* Work to be completed
Go through the material below and count the lines with the string "JSON"; the number is the whole answer.

* The records
------------------------

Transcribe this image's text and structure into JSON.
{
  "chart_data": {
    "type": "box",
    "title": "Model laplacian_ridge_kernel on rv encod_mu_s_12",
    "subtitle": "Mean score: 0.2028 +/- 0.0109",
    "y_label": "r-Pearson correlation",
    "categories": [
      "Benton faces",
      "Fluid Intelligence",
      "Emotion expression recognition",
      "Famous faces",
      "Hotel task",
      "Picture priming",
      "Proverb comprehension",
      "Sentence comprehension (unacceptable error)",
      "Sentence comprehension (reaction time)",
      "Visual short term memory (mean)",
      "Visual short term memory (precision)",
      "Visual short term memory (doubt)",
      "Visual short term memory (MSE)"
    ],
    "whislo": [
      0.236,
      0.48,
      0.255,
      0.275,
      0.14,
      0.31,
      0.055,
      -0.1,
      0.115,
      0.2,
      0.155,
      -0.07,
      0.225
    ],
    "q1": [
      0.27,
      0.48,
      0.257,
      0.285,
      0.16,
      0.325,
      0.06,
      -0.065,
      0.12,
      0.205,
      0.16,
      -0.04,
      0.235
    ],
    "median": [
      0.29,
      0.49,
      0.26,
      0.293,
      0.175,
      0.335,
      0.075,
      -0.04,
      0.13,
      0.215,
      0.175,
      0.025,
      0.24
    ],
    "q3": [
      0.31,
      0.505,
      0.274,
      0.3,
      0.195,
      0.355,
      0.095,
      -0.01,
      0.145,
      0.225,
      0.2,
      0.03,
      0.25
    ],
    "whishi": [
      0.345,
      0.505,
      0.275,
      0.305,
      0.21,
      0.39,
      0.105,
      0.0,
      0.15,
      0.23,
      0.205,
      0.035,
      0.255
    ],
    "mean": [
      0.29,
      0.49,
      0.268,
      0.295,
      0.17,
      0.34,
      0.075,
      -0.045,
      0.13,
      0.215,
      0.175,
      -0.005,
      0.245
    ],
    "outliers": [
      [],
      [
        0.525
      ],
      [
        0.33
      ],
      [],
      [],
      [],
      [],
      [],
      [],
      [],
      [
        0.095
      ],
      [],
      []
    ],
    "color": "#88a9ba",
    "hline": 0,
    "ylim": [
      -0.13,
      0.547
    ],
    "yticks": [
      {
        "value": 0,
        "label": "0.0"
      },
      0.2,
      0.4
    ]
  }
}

------------------------

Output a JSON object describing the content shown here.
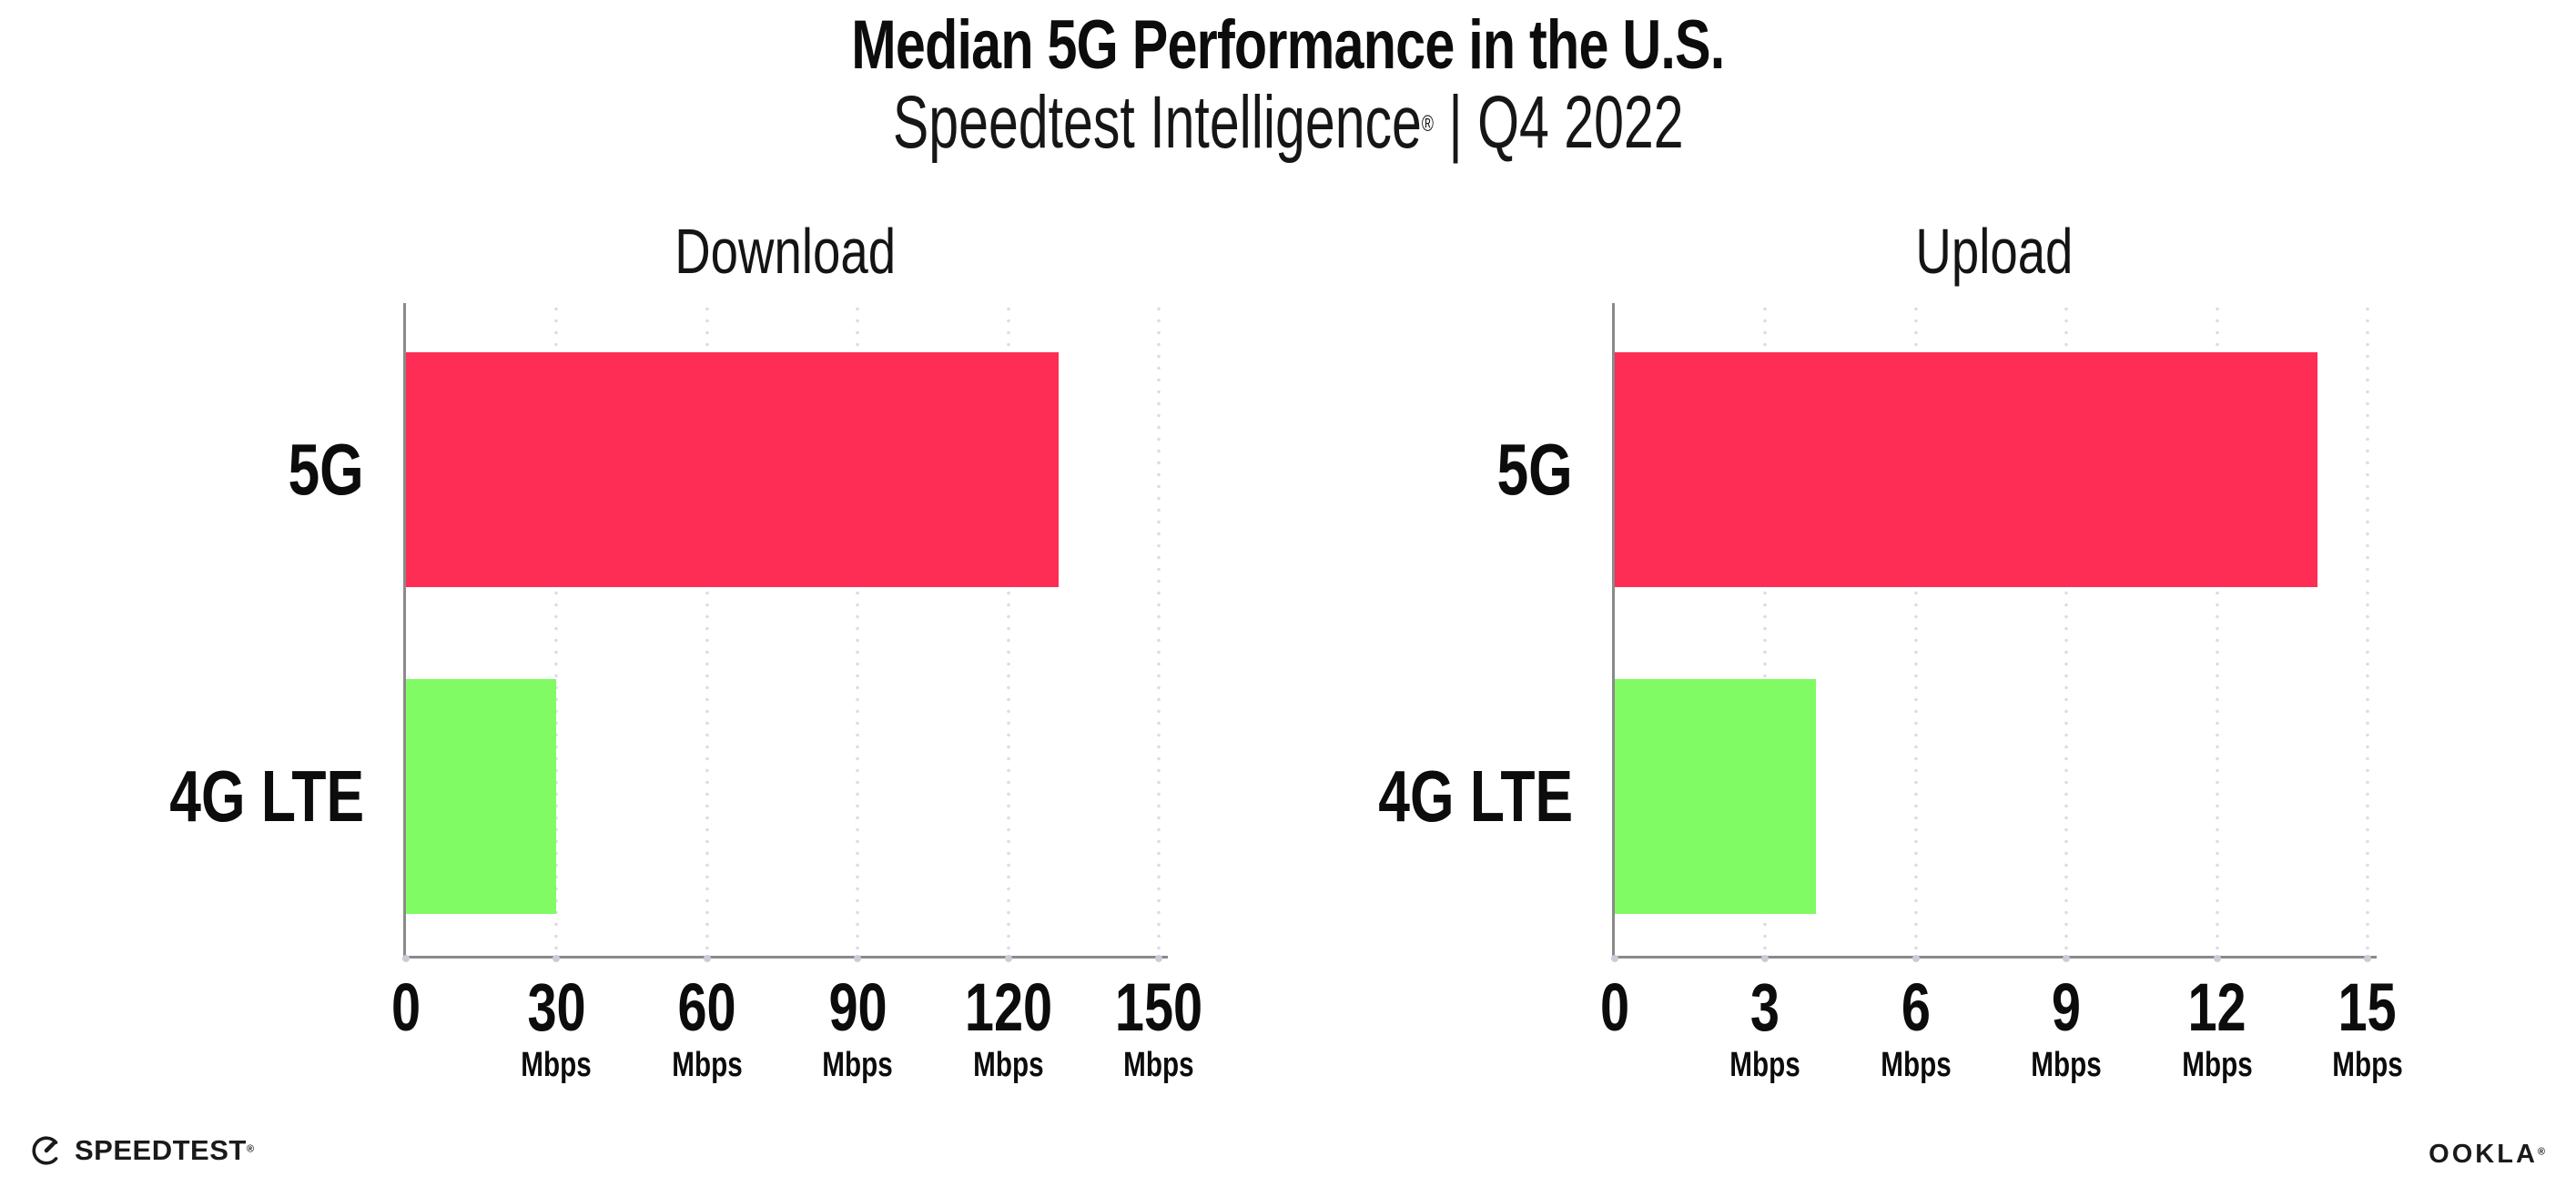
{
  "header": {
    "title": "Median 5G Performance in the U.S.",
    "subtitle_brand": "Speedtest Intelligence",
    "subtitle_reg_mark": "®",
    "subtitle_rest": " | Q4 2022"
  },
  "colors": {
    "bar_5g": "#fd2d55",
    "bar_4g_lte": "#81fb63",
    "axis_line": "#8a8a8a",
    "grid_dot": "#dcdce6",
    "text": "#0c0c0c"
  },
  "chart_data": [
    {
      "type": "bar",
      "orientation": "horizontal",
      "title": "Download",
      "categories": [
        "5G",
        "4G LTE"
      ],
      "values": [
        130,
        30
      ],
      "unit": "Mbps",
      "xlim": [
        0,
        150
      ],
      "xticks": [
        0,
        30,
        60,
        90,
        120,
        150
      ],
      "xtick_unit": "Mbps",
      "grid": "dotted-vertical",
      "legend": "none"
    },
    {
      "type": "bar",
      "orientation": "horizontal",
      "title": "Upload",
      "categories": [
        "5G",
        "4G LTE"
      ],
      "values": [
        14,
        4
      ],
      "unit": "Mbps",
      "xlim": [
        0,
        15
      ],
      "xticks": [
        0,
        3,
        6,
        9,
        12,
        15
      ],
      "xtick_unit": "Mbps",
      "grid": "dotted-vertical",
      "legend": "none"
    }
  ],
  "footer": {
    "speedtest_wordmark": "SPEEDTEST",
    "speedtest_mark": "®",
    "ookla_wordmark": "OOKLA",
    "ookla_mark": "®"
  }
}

------------------------

* Task response
2